WHAT NEEDS TO BE DONE:
Give only the number of lines in the data that contain the word "here".

[start]

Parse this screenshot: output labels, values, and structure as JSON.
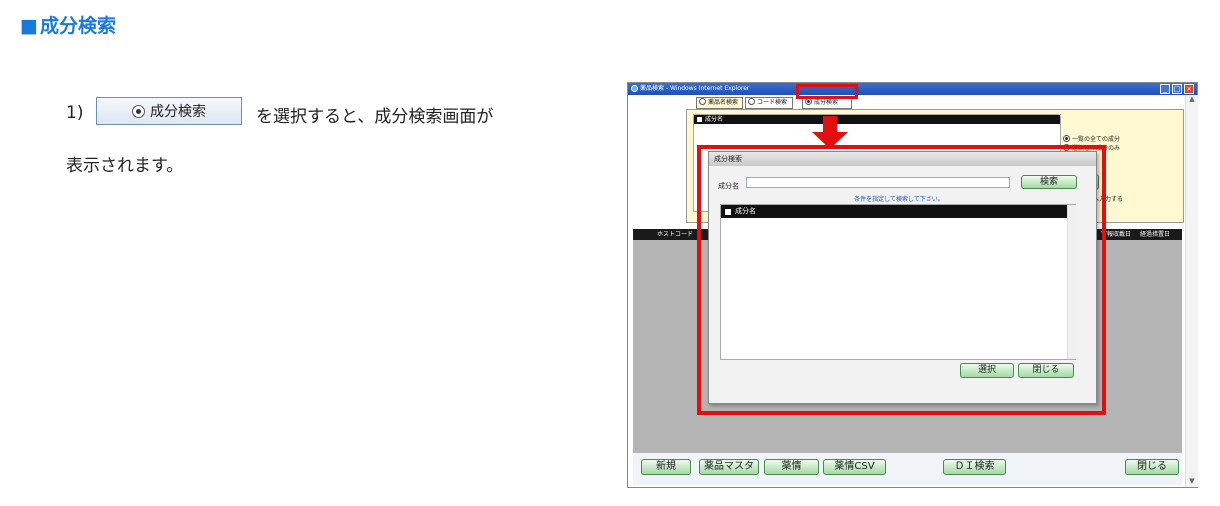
{
  "heading": {
    "square": "■",
    "text": "成分検索"
  },
  "step": {
    "number": "1)",
    "button_label": "成分検索",
    "text_after": "を選択すると、成分検索画面が",
    "text_line2": "表示されます。"
  },
  "window": {
    "title": "薬品検索 - Windows Internet Explorer",
    "controls": {
      "min": "_",
      "max": "□",
      "close": "×"
    },
    "tabs": [
      "薬品名検索",
      "コード検索",
      "成分検索"
    ],
    "panel_header": "成分名",
    "options": [
      "一覧の全ての成分",
      "選択した成分のみ"
    ],
    "side_text": "へ入力する",
    "small_btn": "",
    "table_headers": [
      "ホストコード",
      "",
      "",
      "",
      "",
      "",
      "",
      "",
      "",
      "",
      "",
      "",
      "",
      "",
      "",
      "",
      "",
      "",
      "",
      "",
      "",
      "",
      "官報収載日",
      "経過措置日"
    ],
    "bottom_buttons": [
      "新規",
      "薬品マスタ",
      "薬情",
      "薬情CSV",
      "ＤＩ検索",
      "閉じる"
    ],
    "scroll": {
      "up": "▲",
      "down": "▼"
    }
  },
  "dialog": {
    "title": "成分検索",
    "label": "成分名",
    "search_button": "検索",
    "hint": "条件を指定して検索して下さい。",
    "list_header": "成分名",
    "select_button": "選択",
    "close_button": "閉じる"
  },
  "colors": {
    "heading": "#1a7ad9",
    "highlight": "#e01010",
    "button_green": "#a3d9a3"
  }
}
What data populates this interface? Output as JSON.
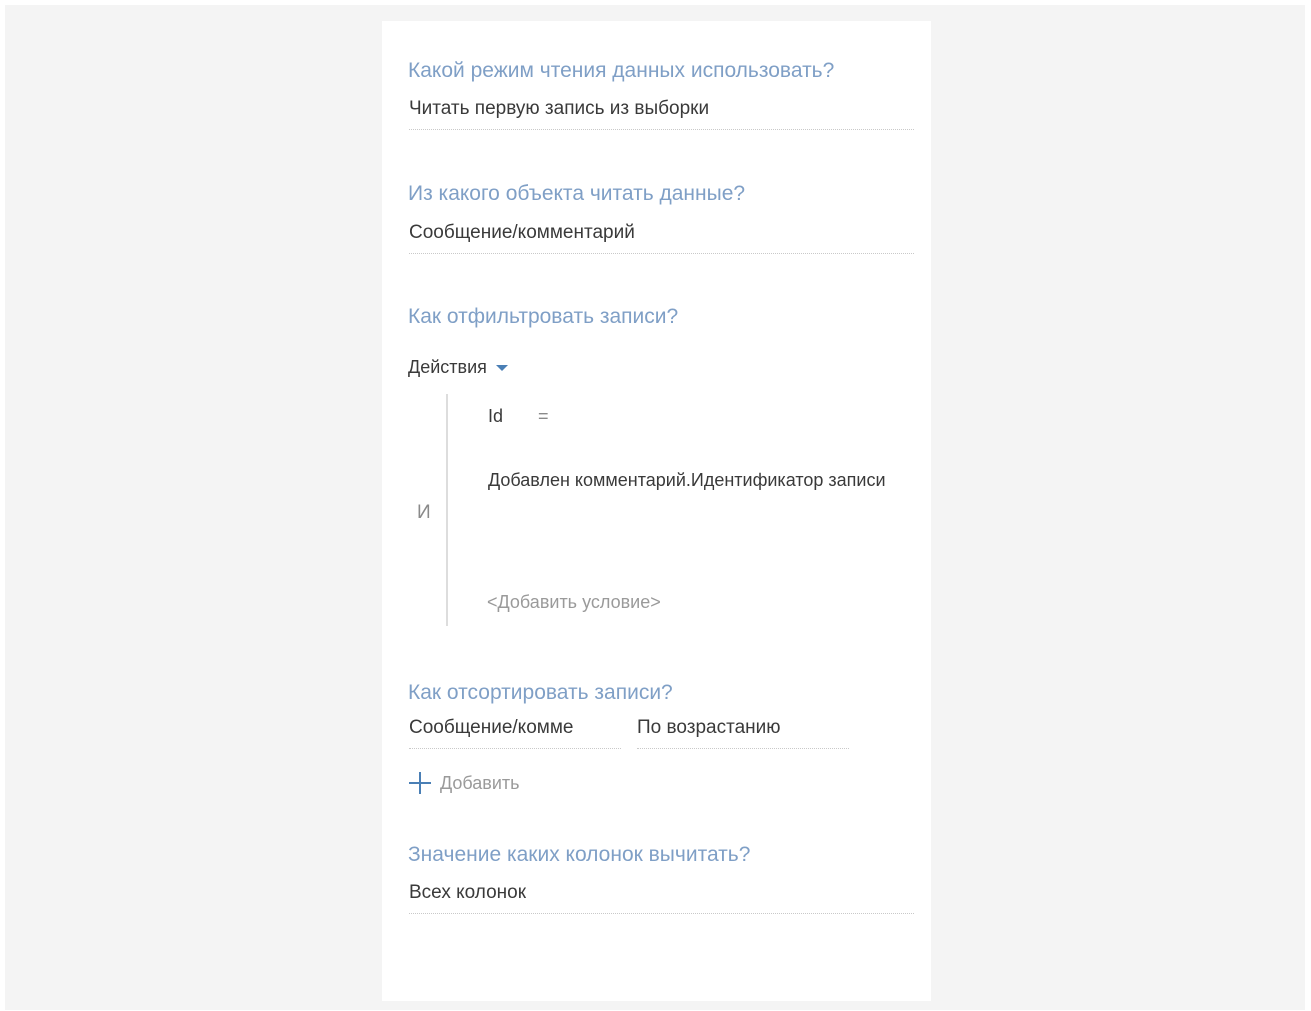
{
  "read_mode": {
    "question": "Какой режим чтения данных использовать?",
    "value": "Читать первую запись из выборки"
  },
  "source_object": {
    "question": "Из какого объекта читать данные?",
    "value": "Сообщение/комментарий"
  },
  "filter": {
    "question": "Как отфильтровать записи?",
    "actions_label": "Действия",
    "group_operator": "И",
    "condition": {
      "column": "Id",
      "operator": "=",
      "value": "Добавлен комментарий.Идентификатор записи"
    },
    "add_condition_label": "<Добавить условие>"
  },
  "sorting": {
    "question": "Как отсортировать записи?",
    "column_value": "Сообщение/комме",
    "direction_value": "По возрастанию",
    "add_label": "Добавить"
  },
  "columns": {
    "question": "Значение каких колонок вычитать?",
    "value": "Всех колонок"
  },
  "colors": {
    "question_text": "#7f9fc6",
    "accent": "#4a7fb5",
    "panel_background": "#ffffff",
    "page_background": "#f4f4f4"
  }
}
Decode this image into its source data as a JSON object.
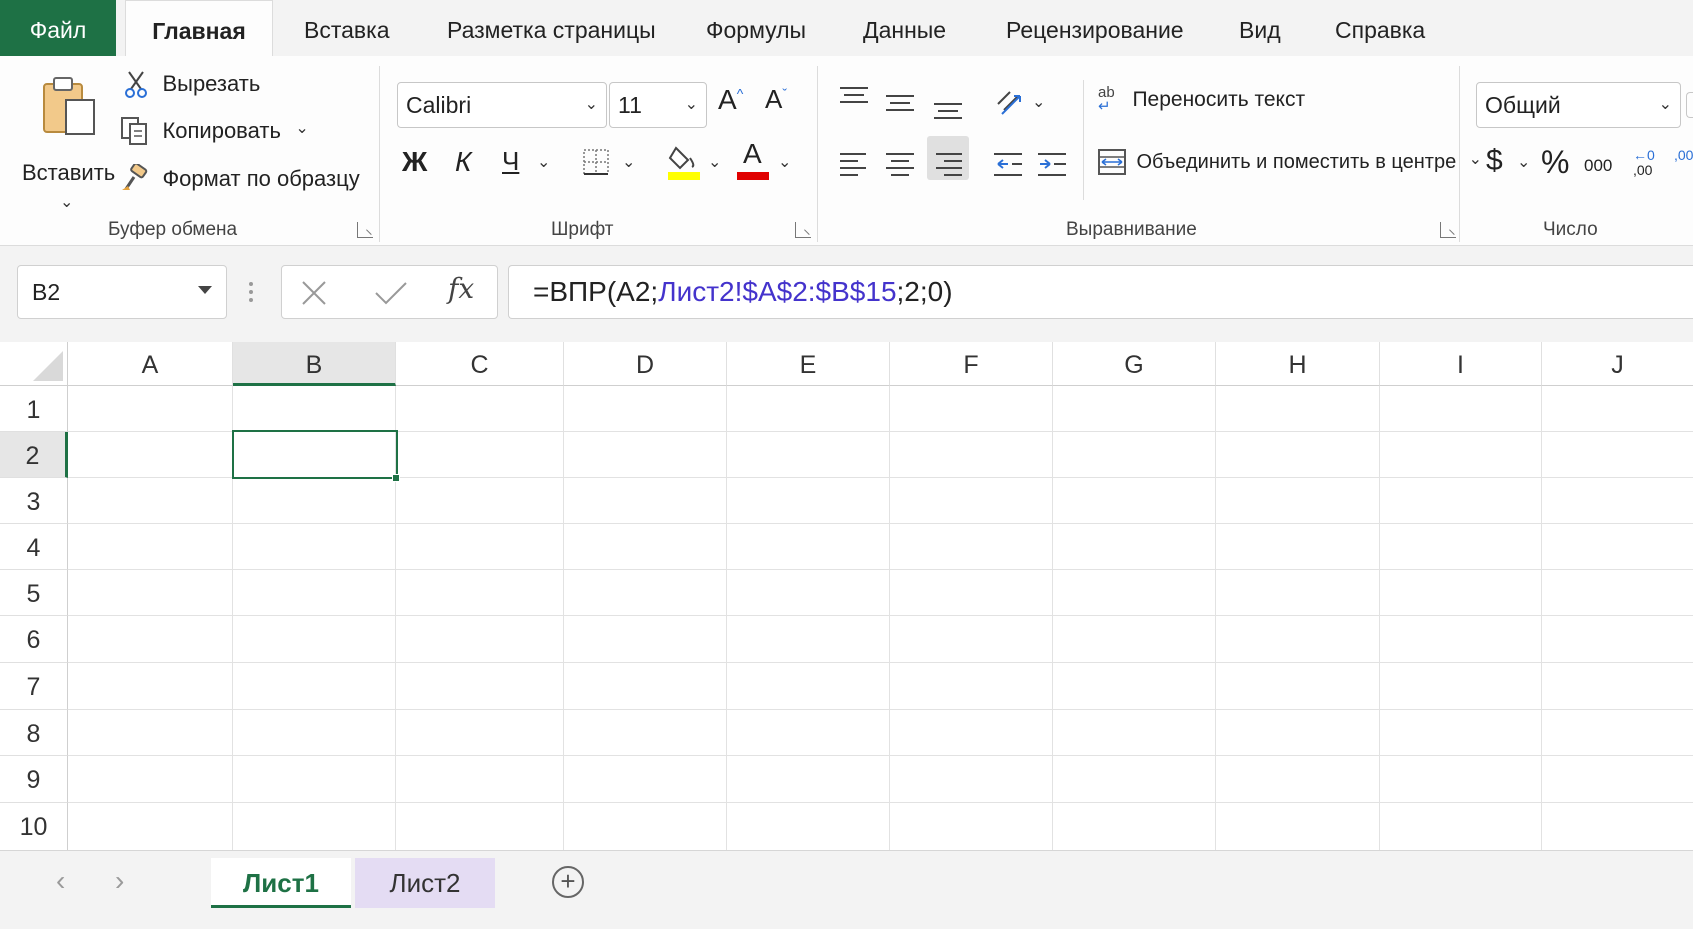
{
  "tabs": {
    "file": "Файл",
    "items": [
      "Главная",
      "Вставка",
      "Разметка страницы",
      "Формулы",
      "Данные",
      "Рецензирование",
      "Вид",
      "Справка"
    ],
    "active": "Главная"
  },
  "clipboard": {
    "paste": "Вставить",
    "cut": "Вырезать",
    "copy": "Копировать",
    "format_painter": "Формат по образцу",
    "group_label": "Буфер обмена"
  },
  "font": {
    "name": "Calibri",
    "size": "11",
    "grow": "A",
    "shrink": "A",
    "bold": "Ж",
    "italic": "К",
    "underline": "Ч",
    "font_color_letter": "A",
    "highlight_color": "#ffff00",
    "font_color": "#e00000",
    "group_label": "Шрифт"
  },
  "alignment": {
    "wrap_text": "Переносить текст",
    "merge_center": "Объединить и поместить в центре",
    "wrap_icon_text": "ab",
    "group_label": "Выравнивание"
  },
  "number": {
    "format": "Общий",
    "currency": "$",
    "percent": "%",
    "thousands": "000",
    "inc_decimal_top": "←0",
    "inc_decimal_bottom": ",00",
    "dec_decimal_top": ",00",
    "group_label": "Число"
  },
  "formula_bar": {
    "name_box": "B2",
    "fx": "fx",
    "formula_prefix": "=ВПР(A2;",
    "formula_ref": "Лист2!$A$2:$B$15",
    "formula_suffix": ";2;0)",
    "ref_color": "#4433cc"
  },
  "grid": {
    "columns": [
      "A",
      "B",
      "C",
      "D",
      "E",
      "F",
      "G",
      "H",
      "I",
      "J"
    ],
    "rows": [
      "1",
      "2",
      "3",
      "4",
      "5",
      "6",
      "7",
      "8",
      "9",
      "10"
    ],
    "selected_column": "B",
    "selected_row": "2"
  },
  "sheets": {
    "items": [
      "Лист1",
      "Лист2"
    ],
    "active": "Лист1",
    "prev": "‹",
    "next": "›",
    "add": "+"
  },
  "colors": {
    "accent": "#1e7145",
    "sheet2_tab": "#e4dcf3"
  }
}
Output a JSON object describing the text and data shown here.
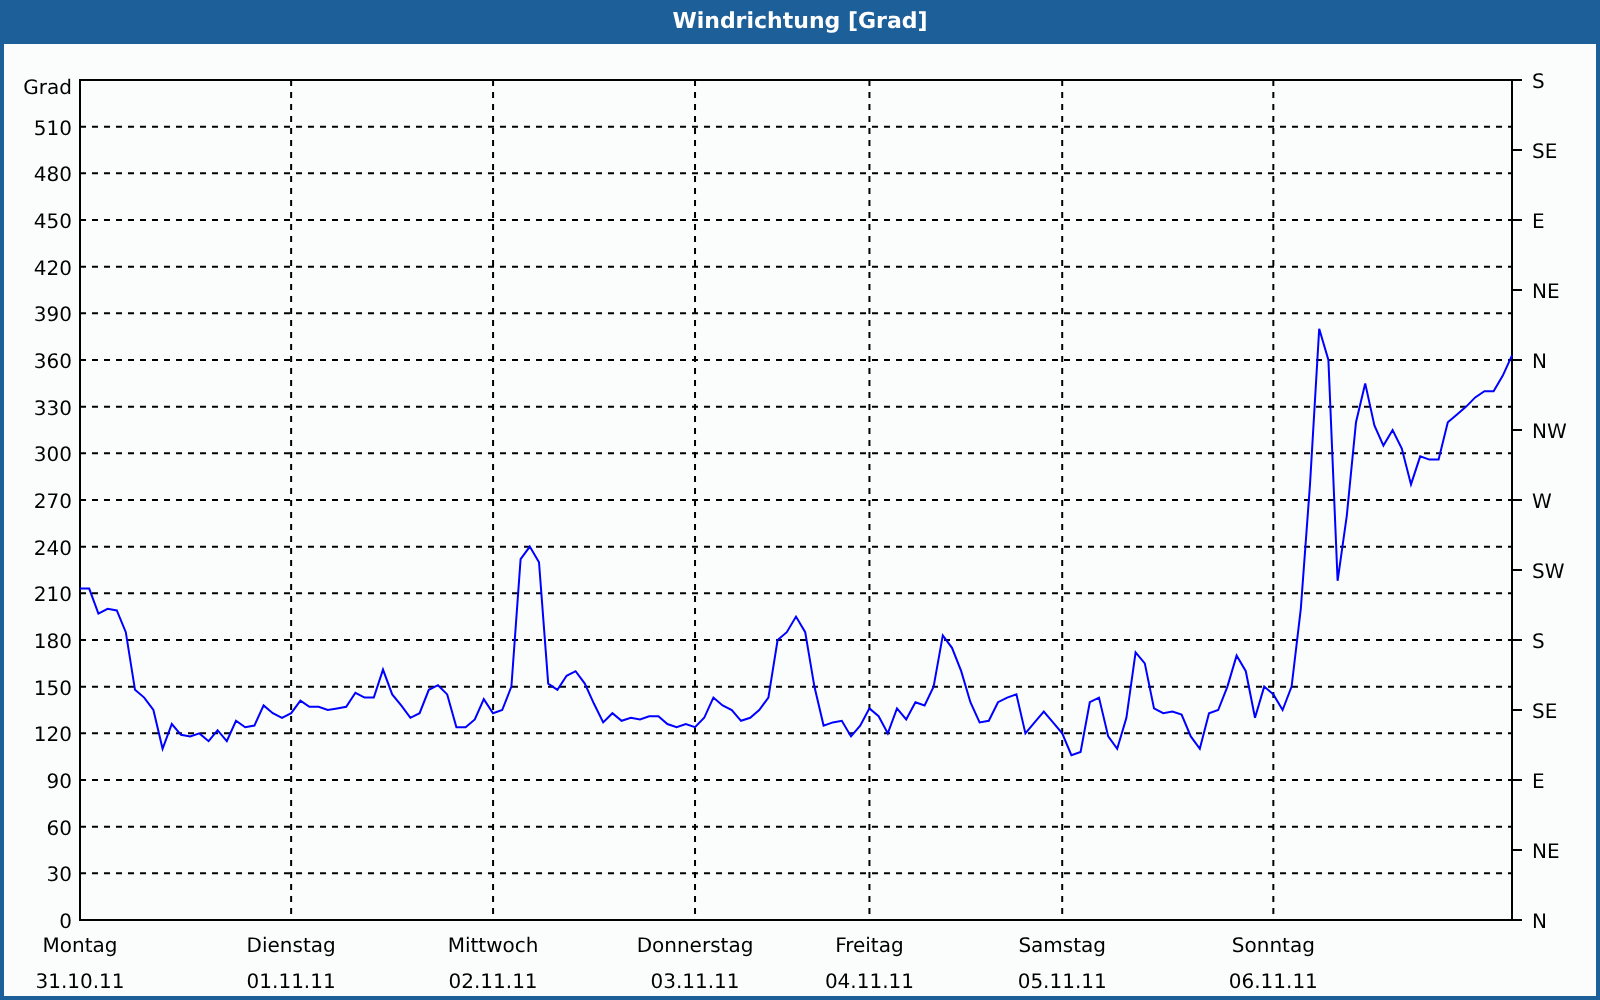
{
  "window": {
    "title": "Windrichtung [Grad]"
  },
  "chart": {
    "unit_label": "Grad",
    "right_axis_labels": [
      "S",
      "SE",
      "E",
      "NE",
      "N",
      "NW",
      "W",
      "SW",
      "S",
      "SE",
      "E",
      "NE",
      "N"
    ],
    "x_dates": [
      "31.10.11",
      "01.11.11",
      "02.11.11",
      "03.11.11",
      "04.11.11",
      "05.11.11",
      "06.11.11"
    ],
    "chart_data": {
      "type": "line",
      "grid": true,
      "ylim": [
        0,
        540
      ],
      "yticks": [
        0,
        30,
        60,
        90,
        120,
        150,
        180,
        210,
        240,
        270,
        300,
        330,
        360,
        390,
        420,
        450,
        480,
        510
      ],
      "categories": [
        "Montag",
        null,
        null,
        null,
        null,
        null,
        null,
        null,
        null,
        null,
        null,
        null,
        null,
        null,
        null,
        null,
        null,
        null,
        null,
        null,
        null,
        null,
        null,
        "Dienstag",
        null,
        null,
        null,
        null,
        null,
        null,
        null,
        null,
        null,
        null,
        null,
        null,
        null,
        null,
        null,
        null,
        null,
        null,
        null,
        null,
        null,
        "Mittwoch",
        null,
        null,
        null,
        null,
        null,
        null,
        null,
        null,
        null,
        null,
        null,
        null,
        null,
        null,
        null,
        null,
        null,
        null,
        null,
        null,
        null,
        "Donnerstag",
        null,
        null,
        null,
        null,
        null,
        null,
        null,
        null,
        null,
        null,
        null,
        null,
        null,
        null,
        null,
        null,
        null,
        null,
        "Freitag",
        null,
        null,
        null,
        null,
        null,
        null,
        null,
        null,
        null,
        null,
        null,
        null,
        null,
        null,
        null,
        null,
        null,
        null,
        null,
        null,
        "Samstag",
        null,
        null,
        null,
        null,
        null,
        null,
        null,
        null,
        null,
        null,
        null,
        null,
        null,
        null,
        null,
        null,
        null,
        null,
        null,
        null,
        null,
        null,
        "Sonntag",
        null,
        null,
        null,
        null,
        null,
        null,
        null,
        null,
        null,
        null,
        null,
        null,
        null,
        null,
        null,
        null,
        null,
        null,
        null,
        null,
        null,
        null,
        null,
        null,
        null,
        null
      ],
      "series": [
        {
          "color": "#0000ff",
          "values": [
            213,
            213,
            197,
            200,
            199,
            185,
            148,
            143,
            135,
            110,
            126,
            119,
            118,
            120,
            115,
            122,
            115,
            128,
            124,
            125,
            138,
            133,
            130,
            133,
            141,
            137,
            137,
            135,
            136,
            137,
            146,
            143,
            143,
            161,
            145,
            138,
            130,
            133,
            148,
            151,
            145,
            124,
            124,
            129,
            142,
            133,
            135,
            150,
            232,
            240,
            230,
            152,
            148,
            157,
            160,
            152,
            139,
            127,
            133,
            128,
            130,
            129,
            131,
            131,
            126,
            124,
            126,
            124,
            130,
            143,
            138,
            135,
            128,
            130,
            135,
            143,
            180,
            185,
            195,
            185,
            150,
            125,
            127,
            128,
            118,
            125,
            136,
            131,
            120,
            136,
            129,
            140,
            138,
            150,
            183,
            175,
            160,
            140,
            127,
            128,
            140,
            143,
            145,
            120,
            127,
            134,
            127,
            120,
            106,
            108,
            140,
            143,
            118,
            110,
            130,
            172,
            165,
            136,
            133,
            134,
            132,
            118,
            110,
            133,
            135,
            150,
            170,
            160,
            130,
            150,
            145,
            135,
            150,
            200,
            280,
            380,
            360,
            218,
            260,
            320,
            345,
            318,
            305,
            315,
            303,
            280,
            298,
            296,
            296,
            320,
            325,
            330,
            336,
            340,
            340,
            350,
            363
          ]
        }
      ]
    }
  }
}
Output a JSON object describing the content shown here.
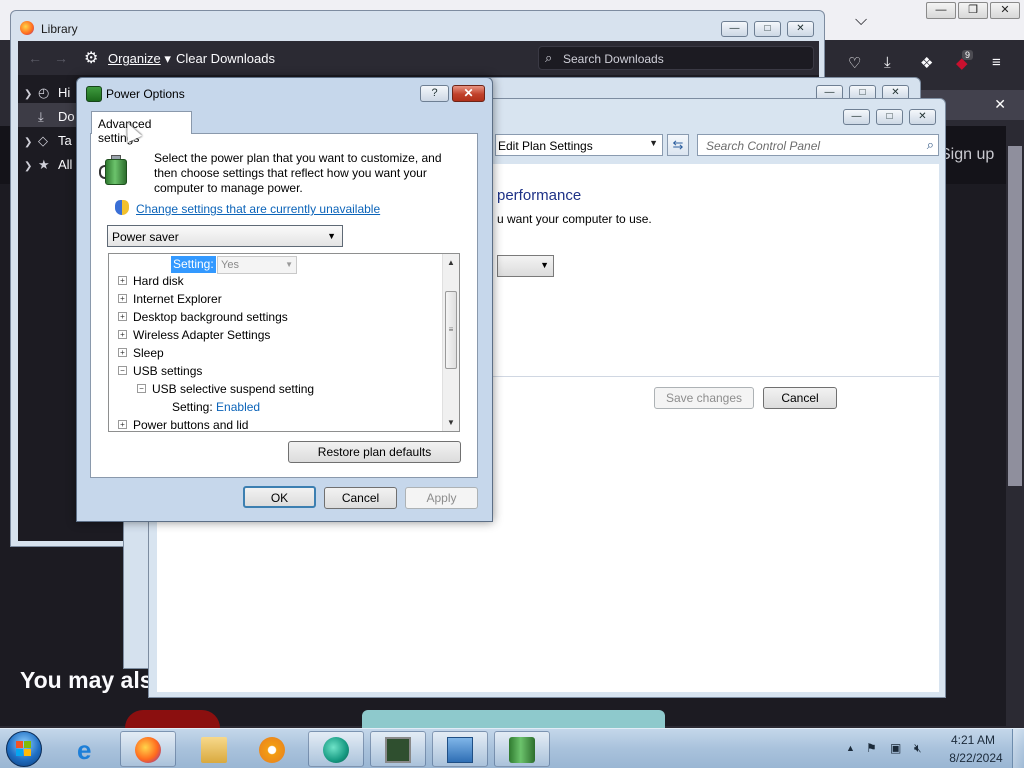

[end]

RESULT FOR THIS TASK:
2